• [Given records]
•••
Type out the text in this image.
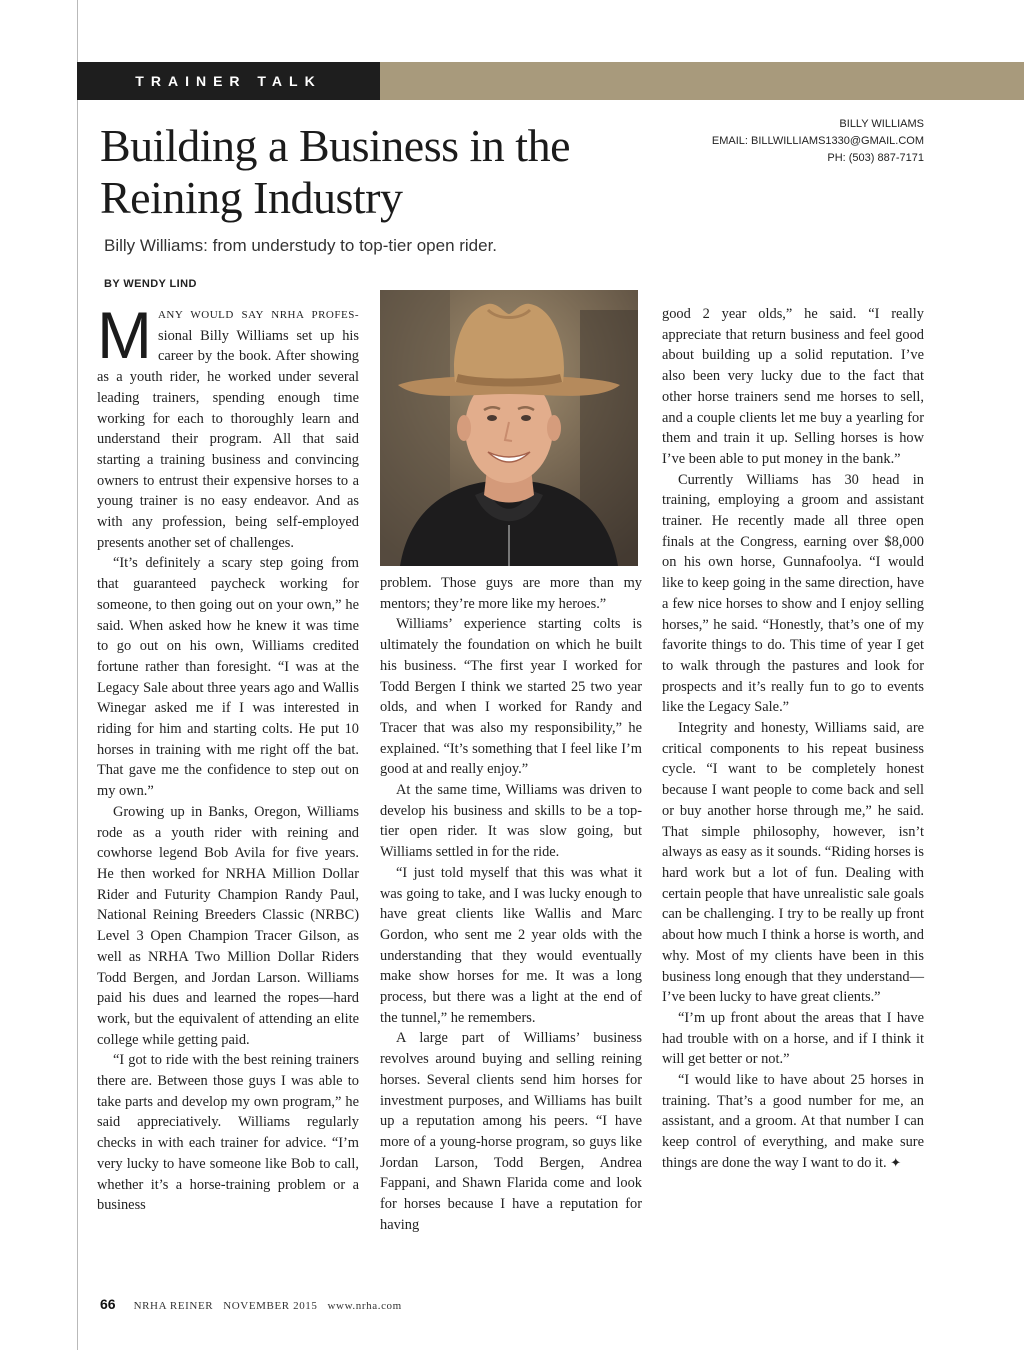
TRAINER TALK
Building a Business in the Reining Industry
BILLY WILLIAMS
EMAIL: BILLWILLIAMS1330@GMAIL.COM
PH: (503) 887-7171
Billy Williams: from understudy to top-tier open rider.
BY WENDY LIND

MANY WOULD SAY NRHA PROFES- sional Billy Williams set up his career by the book. After showing as a youth rider, he worked under several leading trainers, spending enough time working for each to thoroughly learn and understand their program. All that said starting a training business and convincing owners to entrust their expensive horses to a young trainer is no easy endeavor. And as with any profession, being self-employed presents another set of challenges.

“It’s definitely a scary step going from that guaranteed paycheck working for someone, to then going out on your own,” he said. When asked how he knew it was time to go out on his own, Williams credited fortune rather than foresight. “I was at the Legacy Sale about three years ago and Wallis Winegar asked me if I was interested in riding for him and starting colts. He put 10 horses in training with me right off the bat. That gave me the confidence to step out on my own.”

Growing up in Banks, Oregon, Williams rode as a youth rider with reining and cowhorse legend Bob Avila for five years. He then worked for NRHA Million Dollar Rider and Futurity Champion Randy Paul, National Reining Breeders Classic (NRBC) Level 3 Open Champion Tracer Gilson, as well as NRHA Two Million Dollar Riders Todd Bergen, and Jordan Larson. Williams paid his dues and learned the ropes—hard work, but the equivalent of attending an elite college while getting paid.

“I got to ride with the best reining trainers there are. Between those guys I was able to take parts and develop my own program,” he said appreciatively. Williams regularly checks in with each trainer for advice. “I’m very lucky to have someone like Bob to call, whether it’s a horse-training problem or a business

problem. Those guys are more than my mentors; they’re more like my heroes.”

Williams’ experience starting colts is ultimately the foundation on which he built his business. “The first year I worked for Todd Bergen I think we started 25 two year olds, and when I worked for Randy and Tracer that was also my responsibility,” he explained. “It’s something that I feel like I’m good at and really enjoy.”

At the same time, Williams was driven to develop his business and skills to be a top-tier open rider. It was slow going, but Williams settled in for the ride.

“I just told myself that this was what it was going to take, and I was lucky enough to have great clients like Wallis and Marc Gordon, who sent me 2 year olds with the understanding that they would eventually make show horses for me. It was a long process, but there was a light at the end of the tunnel,” he remembers.

A large part of Williams’ business revolves around buying and selling reining horses. Several clients send him horses for investment purposes, and Williams has built up a reputation among his peers. “I have more of a young-horse program, so guys like Jordan Larson, Todd Bergen, Andrea Fappani, and Shawn Flarida come and look for horses because I have a reputation for having

good 2 year olds,” he said. “I really appreciate that return business and feel good about building up a solid reputation. I’ve also been very lucky due to the fact that other horse trainers send me horses to sell, and a couple clients let me buy a yearling for them and train it up. Selling horses is how I’ve been able to put money in the bank.”

Currently Williams has 30 head in training, employing a groom and assistant trainer. He recently made all three open finals at the Congress, earning over $8,000 on his own horse, Gunnafoolya. “I would like to keep going in the same direction, have a few nice horses to show and I enjoy selling horses,” he said. “Honestly, that’s one of my favorite things to do. This time of year I get to walk through the pastures and look for prospects and it’s really fun to go to events like the Legacy Sale.”

Integrity and honesty, Williams said, are critical components to his repeat business cycle. “I want to be completely honest because I want people to come back and sell or buy another horse through me,” he said. That simple philosophy, however, isn’t always as easy as it sounds. “Riding horses is hard work but a lot of fun. Dealing with certain people that have unrealistic sale goals can be challenging. I try to be really up front about how much I think a horse is worth, and why. Most of my clients have been in this business long enough that they understand—I’ve been lucky to have great clients.”

“I’m up front about the areas that I have had trouble with on a horse, and if I think it will get better or not.”

“I would like to have about 25 horses in training. That’s a good number for me, an assistant, and a groom. At that number I can keep control of everything, and make sure things are done the way I want to do it. ✦

66 NRHA REINER NOVEMBER 2015 www.nrha.com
•••
• [Exercise prompt] Give back each entry exactly as it appears, with no pictures.

• [Expected answer]
Type out the text in this image.
TRAINER TALK
Building a Business in the Reining Industry
BILLY WILLIAMS
EMAIL: BILLWILLIAMS1330@GMAIL.COM
PH: (503) 887-7171
Billy Williams: from understudy to top-tier open rider.
BY WENDY LIND

MANY WOULD SAY NRHA PROFES- sional Billy Williams set up his career by the book. After showing as a youth rider, he worked under several leading trainers, spending enough time working for each to thoroughly learn and understand their program. All that said starting a training business and convincing owners to entrust their expensive horses to a young trainer is no easy endeavor. And as with any profession, being self-employed presents another set of challenges.

“It’s definitely a scary step going from that guaranteed paycheck working for someone, to then going out on your own,” he said. When asked how he knew it was time to go out on his own, Williams credited fortune rather than foresight. “I was at the Legacy Sale about three years ago and Wallis Winegar asked me if I was interested in riding for him and starting colts. He put 10 horses in training with me right off the bat. That gave me the confidence to step out on my own.”

Growing up in Banks, Oregon, Williams rode as a youth rider with reining and cowhorse legend Bob Avila for five years. He then worked for NRHA Million Dollar Rider and Futurity Champion Randy Paul, National Reining Breeders Classic (NRBC) Level 3 Open Champion Tracer Gilson, as well as NRHA Two Million Dollar Riders Todd Bergen, and Jordan Larson. Williams paid his dues and learned the ropes—hard work, but the equivalent of attending an elite college while getting paid.

“I got to ride with the best reining trainers there are. Between those guys I was able to take parts and develop my own program,” he said appreciatively. Williams regularly checks in with each trainer for advice. “I’m very lucky to have someone like Bob to call, whether it’s a horse-training problem or a business

problem. Those guys are more than my mentors; they’re more like my heroes.”

Williams’ experience starting colts is ultimately the foundation on which he built his business. “The first year I worked for Todd Bergen I think we started 25 two year olds, and when I worked for Randy and Tracer that was also my responsibility,” he explained. “It’s something that I feel like I’m good at and really enjoy.”

At the same time, Williams was driven to develop his business and skills to be a top-tier open rider. It was slow going, but Williams settled in for the ride.

“I just told myself that this was what it was going to take, and I was lucky enough to have great clients like Wallis and Marc Gordon, who sent me 2 year olds with the understanding that they would eventually make show horses for me. It was a long process, but there was a light at the end of the tunnel,” he remembers.

A large part of Williams’ business revolves around buying and selling reining horses. Several clients send him horses for investment purposes, and Williams has built up a reputation among his peers. “I have more of a young-horse program, so guys like Jordan Larson, Todd Bergen, Andrea Fappani, and Shawn Flarida come and look for horses because I have a reputation for having

good 2 year olds,” he said. “I really appreciate that return business and feel good about building up a solid reputation. I’ve also been very lucky due to the fact that other horse trainers send me horses to sell, and a couple clients let me buy a yearling for them and train it up. Selling horses is how I’ve been able to put money in the bank.”

Currently Williams has 30 head in training, employing a groom and assistant trainer. He recently made all three open finals at the Congress, earning over $8,000 on his own horse, Gunnafoolya. “I would like to keep going in the same direction, have a few nice horses to show and I enjoy selling horses,” he said. “Honestly, that’s one of my favorite things to do. This time of year I get to walk through the pastures and look for prospects and it’s really fun to go to events like the Legacy Sale.”

Integrity and honesty, Williams said, are critical components to his repeat business cycle. “I want to be completely honest because I want people to come back and sell or buy another horse through me,” he said. That simple philosophy, however, isn’t always as easy as it sounds. “Riding horses is hard work but a lot of fun. Dealing with certain people that have unrealistic sale goals can be challenging. I try to be really up front about how much I think a horse is worth, and why. Most of my clients have been in this business long enough that they understand—I’ve been lucky to have great clients.”

“I’m up front about the areas that I have had trouble with on a horse, and if I think it will get better or not.”

“I would like to have about 25 horses in training. That’s a good number for me, an assistant, and a groom. At that number I can keep control of everything, and make sure things are done the way I want to do it. ✦

66 NRHA REINER NOVEMBER 2015 www.nrha.com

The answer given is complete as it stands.